> [Material for this exercise]

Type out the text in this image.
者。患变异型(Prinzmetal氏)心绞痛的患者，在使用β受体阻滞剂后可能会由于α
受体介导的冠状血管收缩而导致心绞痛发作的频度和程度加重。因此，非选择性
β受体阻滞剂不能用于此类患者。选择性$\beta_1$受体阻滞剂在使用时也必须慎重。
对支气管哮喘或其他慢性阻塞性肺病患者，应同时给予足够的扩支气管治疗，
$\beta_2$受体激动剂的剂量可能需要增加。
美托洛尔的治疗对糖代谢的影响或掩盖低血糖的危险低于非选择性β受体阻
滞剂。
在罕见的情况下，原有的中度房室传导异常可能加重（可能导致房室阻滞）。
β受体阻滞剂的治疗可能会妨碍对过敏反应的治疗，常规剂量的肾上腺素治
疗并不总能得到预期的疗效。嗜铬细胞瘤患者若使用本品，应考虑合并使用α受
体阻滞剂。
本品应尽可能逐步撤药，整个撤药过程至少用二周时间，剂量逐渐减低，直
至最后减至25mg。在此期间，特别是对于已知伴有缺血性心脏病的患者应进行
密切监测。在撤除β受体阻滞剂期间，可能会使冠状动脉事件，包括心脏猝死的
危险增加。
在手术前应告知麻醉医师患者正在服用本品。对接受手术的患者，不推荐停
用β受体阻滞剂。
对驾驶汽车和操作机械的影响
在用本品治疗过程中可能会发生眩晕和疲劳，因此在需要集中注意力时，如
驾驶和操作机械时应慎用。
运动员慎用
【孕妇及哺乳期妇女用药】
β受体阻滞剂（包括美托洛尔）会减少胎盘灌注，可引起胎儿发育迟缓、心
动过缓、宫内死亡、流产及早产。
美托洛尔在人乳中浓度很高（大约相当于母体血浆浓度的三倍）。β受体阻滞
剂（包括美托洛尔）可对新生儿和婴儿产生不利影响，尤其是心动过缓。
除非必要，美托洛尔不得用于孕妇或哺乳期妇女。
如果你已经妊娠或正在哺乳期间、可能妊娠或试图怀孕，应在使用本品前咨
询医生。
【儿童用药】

> [What the task requires] Output all preceding records character for character.

> [Expected answer]
Type out the text in this image.
者。患变异型(Prinzmetal氏)心绞痛的患者，在使用β受体阻滞剂后可能会由于α
受体介导的冠状血管收缩而导致心绞痛发作的频度和程度加重。因此，非选择性
β受体阻滞剂不能用于此类患者。选择性$\beta_1$受体阻滞剂在使用时也必须慎重。
对支气管哮喘或其他慢性阻塞性肺病患者，应同时给予足够的扩支气管治疗，
$\beta_2$受体激动剂的剂量可能需要增加。
美托洛尔的治疗对糖代谢的影响或掩盖低血糖的危险低于非选择性β受体阻
滞剂。
在罕见的情况下，原有的中度房室传导异常可能加重（可能导致房室阻滞）。
β受体阻滞剂的治疗可能会妨碍对过敏反应的治疗，常规剂量的肾上腺素治
疗并不总能得到预期的疗效。嗜铬细胞瘤患者若使用本品，应考虑合并使用α受
体阻滞剂。
本品应尽可能逐步撤药，整个撤药过程至少用二周时间，剂量逐渐减低，直
至最后减至25mg。在此期间，特别是对于已知伴有缺血性心脏病的患者应进行
密切监测。在撤除β受体阻滞剂期间，可能会使冠状动脉事件，包括心脏猝死的
危险增加。
在手术前应告知麻醉医师患者正在服用本品。对接受手术的患者，不推荐停
用β受体阻滞剂。
对驾驶汽车和操作机械的影响
在用本品治疗过程中可能会发生眩晕和疲劳，因此在需要集中注意力时，如
驾驶和操作机械时应慎用。
运动员慎用
【孕妇及哺乳期妇女用药】
β受体阻滞剂（包括美托洛尔）会减少胎盘灌注，可引起胎儿发育迟缓、心
动过缓、宫内死亡、流产及早产。
美托洛尔在人乳中浓度很高（大约相当于母体血浆浓度的三倍）。β受体阻滞
剂（包括美托洛尔）可对新生儿和婴儿产生不利影响，尤其是心动过缓。
除非必要，美托洛尔不得用于孕妇或哺乳期妇女。
如果你已经妊娠或正在哺乳期间、可能妊娠或试图怀孕，应在使用本品前咨
询医生。
【儿童用药】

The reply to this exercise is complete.